Every record that follows should be printed verbatim.

Figure record listings:
_ _ _
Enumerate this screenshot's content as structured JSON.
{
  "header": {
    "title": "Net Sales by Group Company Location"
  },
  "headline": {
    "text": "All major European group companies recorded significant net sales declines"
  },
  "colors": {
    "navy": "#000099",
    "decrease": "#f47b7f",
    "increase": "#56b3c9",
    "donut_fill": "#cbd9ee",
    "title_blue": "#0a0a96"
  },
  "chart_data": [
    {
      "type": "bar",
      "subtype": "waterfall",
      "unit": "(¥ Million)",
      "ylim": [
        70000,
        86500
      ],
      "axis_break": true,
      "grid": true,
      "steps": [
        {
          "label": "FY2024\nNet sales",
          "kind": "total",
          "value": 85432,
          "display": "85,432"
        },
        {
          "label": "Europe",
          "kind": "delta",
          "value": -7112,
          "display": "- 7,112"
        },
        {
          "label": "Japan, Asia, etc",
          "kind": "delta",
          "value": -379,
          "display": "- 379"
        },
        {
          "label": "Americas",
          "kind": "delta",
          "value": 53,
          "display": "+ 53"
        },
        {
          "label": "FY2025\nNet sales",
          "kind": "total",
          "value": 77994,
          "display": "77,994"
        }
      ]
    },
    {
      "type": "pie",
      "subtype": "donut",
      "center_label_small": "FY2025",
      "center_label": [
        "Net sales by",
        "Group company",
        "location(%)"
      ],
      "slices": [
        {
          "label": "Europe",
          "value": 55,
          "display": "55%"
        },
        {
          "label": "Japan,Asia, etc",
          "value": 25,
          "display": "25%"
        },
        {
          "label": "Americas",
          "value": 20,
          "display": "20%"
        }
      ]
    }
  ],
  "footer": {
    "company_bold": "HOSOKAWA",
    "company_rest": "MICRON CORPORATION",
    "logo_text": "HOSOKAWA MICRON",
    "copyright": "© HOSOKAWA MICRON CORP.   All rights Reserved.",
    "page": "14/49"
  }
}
_ _ _
**Response to this exercise:**
Enumerate this screenshot's content as structured JSON.
{
  "header": {
    "title": "Net Sales by Group Company Location"
  },
  "headline": {
    "text": "All major European group companies recorded significant net sales declines"
  },
  "colors": {
    "navy": "#000099",
    "decrease": "#f47b7f",
    "increase": "#56b3c9",
    "donut_fill": "#cbd9ee",
    "title_blue": "#0a0a96"
  },
  "chart_data": [
    {
      "type": "bar",
      "subtype": "waterfall",
      "unit": "(¥ Million)",
      "ylim": [
        70000,
        86500
      ],
      "axis_break": true,
      "grid": true,
      "steps": [
        {
          "label": "FY2024\nNet sales",
          "kind": "total",
          "value": 85432,
          "display": "85,432"
        },
        {
          "label": "Europe",
          "kind": "delta",
          "value": -7112,
          "display": "- 7,112"
        },
        {
          "label": "Japan, Asia, etc",
          "kind": "delta",
          "value": -379,
          "display": "- 379"
        },
        {
          "label": "Americas",
          "kind": "delta",
          "value": 53,
          "display": "+ 53"
        },
        {
          "label": "FY2025\nNet sales",
          "kind": "total",
          "value": 77994,
          "display": "77,994"
        }
      ]
    },
    {
      "type": "pie",
      "subtype": "donut",
      "center_label_small": "FY2025",
      "center_label": [
        "Net sales by",
        "Group company",
        "location(%)"
      ],
      "slices": [
        {
          "label": "Europe",
          "value": 55,
          "display": "55%"
        },
        {
          "label": "Japan,Asia, etc",
          "value": 25,
          "display": "25%"
        },
        {
          "label": "Americas",
          "value": 20,
          "display": "20%"
        }
      ]
    }
  ],
  "footer": {
    "company_bold": "HOSOKAWA",
    "company_rest": "MICRON CORPORATION",
    "logo_text": "HOSOKAWA MICRON",
    "copyright": "© HOSOKAWA MICRON CORP.   All rights Reserved.",
    "page": "14/49"
  }
}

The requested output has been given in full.